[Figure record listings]
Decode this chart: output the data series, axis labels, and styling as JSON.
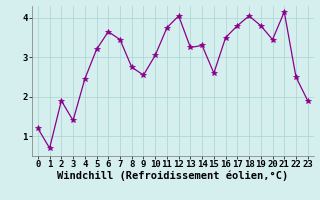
{
  "x": [
    0,
    1,
    2,
    3,
    4,
    5,
    6,
    7,
    8,
    9,
    10,
    11,
    12,
    13,
    14,
    15,
    16,
    17,
    18,
    19,
    20,
    21,
    22,
    23
  ],
  "y": [
    1.2,
    0.7,
    1.9,
    1.4,
    2.45,
    3.2,
    3.65,
    3.45,
    2.75,
    2.55,
    3.05,
    3.75,
    4.05,
    3.25,
    3.3,
    2.6,
    3.5,
    3.8,
    4.05,
    3.8,
    3.45,
    4.15,
    2.5,
    1.9
  ],
  "line_color": "#8b008b",
  "marker": "*",
  "marker_size": 4,
  "bg_color": "#d5efef",
  "grid_color": "#b0d8d8",
  "xlabel": "Windchill (Refroidissement éolien,°C)",
  "xlim": [
    -0.5,
    23.5
  ],
  "ylim": [
    0.5,
    4.3
  ],
  "yticks": [
    1,
    2,
    3,
    4
  ],
  "xtick_labels": [
    "0",
    "1",
    "2",
    "3",
    "4",
    "5",
    "6",
    "7",
    "8",
    "9",
    "10",
    "11",
    "12",
    "13",
    "14",
    "15",
    "16",
    "17",
    "18",
    "19",
    "20",
    "21",
    "22",
    "23"
  ],
  "tick_label_size": 6.5,
  "xlabel_size": 7.5
}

▶ **Task directions**
Exclude the pictures and repeat every other part of the records word for word.

▶ **Solution to this problem**
Decode this chart: output the data series, axis labels, and styling as JSON.
{
  "x": [
    0,
    1,
    2,
    3,
    4,
    5,
    6,
    7,
    8,
    9,
    10,
    11,
    12,
    13,
    14,
    15,
    16,
    17,
    18,
    19,
    20,
    21,
    22,
    23
  ],
  "y": [
    1.2,
    0.7,
    1.9,
    1.4,
    2.45,
    3.2,
    3.65,
    3.45,
    2.75,
    2.55,
    3.05,
    3.75,
    4.05,
    3.25,
    3.3,
    2.6,
    3.5,
    3.8,
    4.05,
    3.8,
    3.45,
    4.15,
    2.5,
    1.9
  ],
  "line_color": "#8b008b",
  "marker": "*",
  "marker_size": 4,
  "bg_color": "#d5efef",
  "grid_color": "#b0d8d8",
  "xlabel": "Windchill (Refroidissement éolien,°C)",
  "xlim": [
    -0.5,
    23.5
  ],
  "ylim": [
    0.5,
    4.3
  ],
  "yticks": [
    1,
    2,
    3,
    4
  ],
  "xtick_labels": [
    "0",
    "1",
    "2",
    "3",
    "4",
    "5",
    "6",
    "7",
    "8",
    "9",
    "10",
    "11",
    "12",
    "13",
    "14",
    "15",
    "16",
    "17",
    "18",
    "19",
    "20",
    "21",
    "22",
    "23"
  ],
  "tick_label_size": 6.5,
  "xlabel_size": 7.5
}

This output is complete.